>>
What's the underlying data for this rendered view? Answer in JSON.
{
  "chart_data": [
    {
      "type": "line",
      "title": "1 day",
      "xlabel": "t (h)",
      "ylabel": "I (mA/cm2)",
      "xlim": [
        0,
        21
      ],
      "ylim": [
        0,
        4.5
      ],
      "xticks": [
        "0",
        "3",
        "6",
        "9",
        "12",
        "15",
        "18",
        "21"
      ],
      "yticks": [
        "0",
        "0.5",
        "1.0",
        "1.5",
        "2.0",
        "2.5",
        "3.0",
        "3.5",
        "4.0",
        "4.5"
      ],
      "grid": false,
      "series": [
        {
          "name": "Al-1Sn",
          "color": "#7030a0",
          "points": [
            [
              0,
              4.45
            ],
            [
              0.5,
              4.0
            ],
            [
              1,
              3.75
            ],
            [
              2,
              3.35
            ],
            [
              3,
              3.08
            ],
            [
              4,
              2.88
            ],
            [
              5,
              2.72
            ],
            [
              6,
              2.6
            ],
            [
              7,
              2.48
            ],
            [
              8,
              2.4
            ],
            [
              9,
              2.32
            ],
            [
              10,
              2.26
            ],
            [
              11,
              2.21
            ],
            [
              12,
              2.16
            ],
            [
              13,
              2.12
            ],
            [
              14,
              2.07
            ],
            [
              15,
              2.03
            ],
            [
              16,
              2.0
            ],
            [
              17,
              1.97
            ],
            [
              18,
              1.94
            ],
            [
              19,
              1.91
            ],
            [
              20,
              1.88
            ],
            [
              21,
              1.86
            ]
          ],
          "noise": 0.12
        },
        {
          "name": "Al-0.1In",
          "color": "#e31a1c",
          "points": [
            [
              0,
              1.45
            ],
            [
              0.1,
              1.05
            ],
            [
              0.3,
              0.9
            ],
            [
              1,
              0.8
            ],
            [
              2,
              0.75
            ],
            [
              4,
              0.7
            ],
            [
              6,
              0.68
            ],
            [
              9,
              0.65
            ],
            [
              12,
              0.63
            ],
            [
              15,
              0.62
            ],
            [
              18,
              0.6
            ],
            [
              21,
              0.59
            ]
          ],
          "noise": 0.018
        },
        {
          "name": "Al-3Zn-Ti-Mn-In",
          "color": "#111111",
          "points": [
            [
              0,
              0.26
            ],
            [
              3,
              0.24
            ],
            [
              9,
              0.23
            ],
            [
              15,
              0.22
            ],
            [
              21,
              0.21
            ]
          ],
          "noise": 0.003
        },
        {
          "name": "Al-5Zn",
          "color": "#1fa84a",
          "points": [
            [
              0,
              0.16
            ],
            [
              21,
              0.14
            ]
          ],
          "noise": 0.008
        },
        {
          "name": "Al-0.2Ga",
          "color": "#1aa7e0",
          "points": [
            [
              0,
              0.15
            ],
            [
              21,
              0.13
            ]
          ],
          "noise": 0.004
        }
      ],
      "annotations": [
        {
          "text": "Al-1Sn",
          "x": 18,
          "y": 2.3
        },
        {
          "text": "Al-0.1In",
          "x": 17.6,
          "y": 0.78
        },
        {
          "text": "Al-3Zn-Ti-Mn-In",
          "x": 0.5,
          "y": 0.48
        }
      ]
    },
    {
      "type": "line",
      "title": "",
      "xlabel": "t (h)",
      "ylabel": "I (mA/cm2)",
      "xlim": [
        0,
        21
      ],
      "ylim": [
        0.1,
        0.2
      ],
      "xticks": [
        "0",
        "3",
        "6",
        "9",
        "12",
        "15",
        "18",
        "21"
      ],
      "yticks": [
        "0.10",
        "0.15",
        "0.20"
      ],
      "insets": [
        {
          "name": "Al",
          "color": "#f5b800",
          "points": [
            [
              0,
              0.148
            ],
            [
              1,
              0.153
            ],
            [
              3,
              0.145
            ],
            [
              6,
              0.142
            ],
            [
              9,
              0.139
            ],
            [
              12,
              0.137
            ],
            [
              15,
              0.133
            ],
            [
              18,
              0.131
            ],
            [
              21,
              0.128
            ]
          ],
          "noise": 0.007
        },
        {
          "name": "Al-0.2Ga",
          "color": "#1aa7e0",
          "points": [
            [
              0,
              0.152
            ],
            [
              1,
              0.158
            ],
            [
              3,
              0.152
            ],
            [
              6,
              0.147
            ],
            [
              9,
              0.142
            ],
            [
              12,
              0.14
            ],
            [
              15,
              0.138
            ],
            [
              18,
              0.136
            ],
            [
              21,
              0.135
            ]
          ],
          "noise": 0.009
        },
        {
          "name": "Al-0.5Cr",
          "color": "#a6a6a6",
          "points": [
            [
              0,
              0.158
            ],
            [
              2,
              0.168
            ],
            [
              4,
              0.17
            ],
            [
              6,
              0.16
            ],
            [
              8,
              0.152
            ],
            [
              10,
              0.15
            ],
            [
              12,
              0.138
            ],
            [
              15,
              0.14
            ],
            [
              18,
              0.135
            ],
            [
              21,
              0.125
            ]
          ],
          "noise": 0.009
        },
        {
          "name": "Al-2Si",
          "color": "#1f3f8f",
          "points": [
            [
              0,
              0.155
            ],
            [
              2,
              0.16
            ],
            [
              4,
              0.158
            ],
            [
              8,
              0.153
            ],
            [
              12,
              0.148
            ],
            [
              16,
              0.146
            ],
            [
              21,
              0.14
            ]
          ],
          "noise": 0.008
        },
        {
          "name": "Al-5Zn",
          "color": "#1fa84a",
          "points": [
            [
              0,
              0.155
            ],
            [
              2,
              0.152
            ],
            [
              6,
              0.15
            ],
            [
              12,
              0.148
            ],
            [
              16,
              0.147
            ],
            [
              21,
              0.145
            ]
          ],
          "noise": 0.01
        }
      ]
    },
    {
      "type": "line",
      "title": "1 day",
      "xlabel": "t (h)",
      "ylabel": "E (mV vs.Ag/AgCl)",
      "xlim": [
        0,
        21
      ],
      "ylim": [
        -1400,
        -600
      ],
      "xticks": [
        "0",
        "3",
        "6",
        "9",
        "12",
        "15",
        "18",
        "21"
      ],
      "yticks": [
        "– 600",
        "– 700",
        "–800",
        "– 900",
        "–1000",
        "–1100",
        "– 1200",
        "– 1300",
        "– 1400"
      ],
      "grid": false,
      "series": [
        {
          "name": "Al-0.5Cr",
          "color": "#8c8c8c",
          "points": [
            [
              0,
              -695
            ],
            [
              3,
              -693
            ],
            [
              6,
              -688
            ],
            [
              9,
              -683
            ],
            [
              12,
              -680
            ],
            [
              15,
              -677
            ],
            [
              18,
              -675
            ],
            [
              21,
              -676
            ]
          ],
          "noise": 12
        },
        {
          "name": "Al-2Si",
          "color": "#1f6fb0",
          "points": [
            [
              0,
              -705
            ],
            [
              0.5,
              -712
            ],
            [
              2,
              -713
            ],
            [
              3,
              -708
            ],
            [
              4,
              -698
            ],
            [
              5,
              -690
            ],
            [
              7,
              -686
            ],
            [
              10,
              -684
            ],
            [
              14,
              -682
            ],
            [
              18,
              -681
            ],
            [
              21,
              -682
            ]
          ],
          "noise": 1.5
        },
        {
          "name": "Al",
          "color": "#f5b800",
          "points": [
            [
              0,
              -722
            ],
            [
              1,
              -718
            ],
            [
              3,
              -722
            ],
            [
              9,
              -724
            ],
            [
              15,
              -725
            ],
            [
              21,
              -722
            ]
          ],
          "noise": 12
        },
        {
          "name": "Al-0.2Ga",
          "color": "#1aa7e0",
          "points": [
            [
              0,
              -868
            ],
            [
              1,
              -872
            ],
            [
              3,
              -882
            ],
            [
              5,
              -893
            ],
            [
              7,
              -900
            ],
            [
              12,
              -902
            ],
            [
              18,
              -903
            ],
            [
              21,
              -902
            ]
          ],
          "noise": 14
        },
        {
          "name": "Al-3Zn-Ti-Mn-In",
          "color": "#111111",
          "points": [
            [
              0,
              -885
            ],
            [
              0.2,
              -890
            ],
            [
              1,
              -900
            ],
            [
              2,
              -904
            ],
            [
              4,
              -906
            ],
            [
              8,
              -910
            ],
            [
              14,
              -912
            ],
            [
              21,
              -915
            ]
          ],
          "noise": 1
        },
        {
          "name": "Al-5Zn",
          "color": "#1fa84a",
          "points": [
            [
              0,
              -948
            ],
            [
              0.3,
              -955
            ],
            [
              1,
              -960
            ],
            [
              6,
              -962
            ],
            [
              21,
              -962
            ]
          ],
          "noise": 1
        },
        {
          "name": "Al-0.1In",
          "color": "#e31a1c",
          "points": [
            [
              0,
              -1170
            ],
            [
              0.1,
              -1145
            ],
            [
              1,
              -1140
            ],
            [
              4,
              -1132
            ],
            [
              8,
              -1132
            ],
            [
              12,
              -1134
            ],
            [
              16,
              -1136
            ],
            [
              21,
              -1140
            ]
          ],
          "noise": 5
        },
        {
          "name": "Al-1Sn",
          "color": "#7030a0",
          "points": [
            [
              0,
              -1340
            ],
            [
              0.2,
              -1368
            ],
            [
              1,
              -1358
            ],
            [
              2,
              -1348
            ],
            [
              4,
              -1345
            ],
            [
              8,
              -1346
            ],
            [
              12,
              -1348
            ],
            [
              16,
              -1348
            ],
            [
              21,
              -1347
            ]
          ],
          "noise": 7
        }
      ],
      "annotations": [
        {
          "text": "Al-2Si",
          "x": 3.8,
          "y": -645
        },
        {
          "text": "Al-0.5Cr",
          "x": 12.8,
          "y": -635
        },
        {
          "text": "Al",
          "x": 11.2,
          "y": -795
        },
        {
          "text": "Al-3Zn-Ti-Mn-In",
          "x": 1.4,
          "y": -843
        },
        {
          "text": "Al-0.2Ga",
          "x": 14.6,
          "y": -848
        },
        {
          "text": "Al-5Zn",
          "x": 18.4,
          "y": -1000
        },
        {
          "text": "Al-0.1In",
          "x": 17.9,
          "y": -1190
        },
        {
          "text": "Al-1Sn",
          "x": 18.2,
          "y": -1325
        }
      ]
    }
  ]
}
<<
__Given instruction__
Work out how many lines of the listing above include the word "text". Reply with nothing but the count.

__Exercise response__
11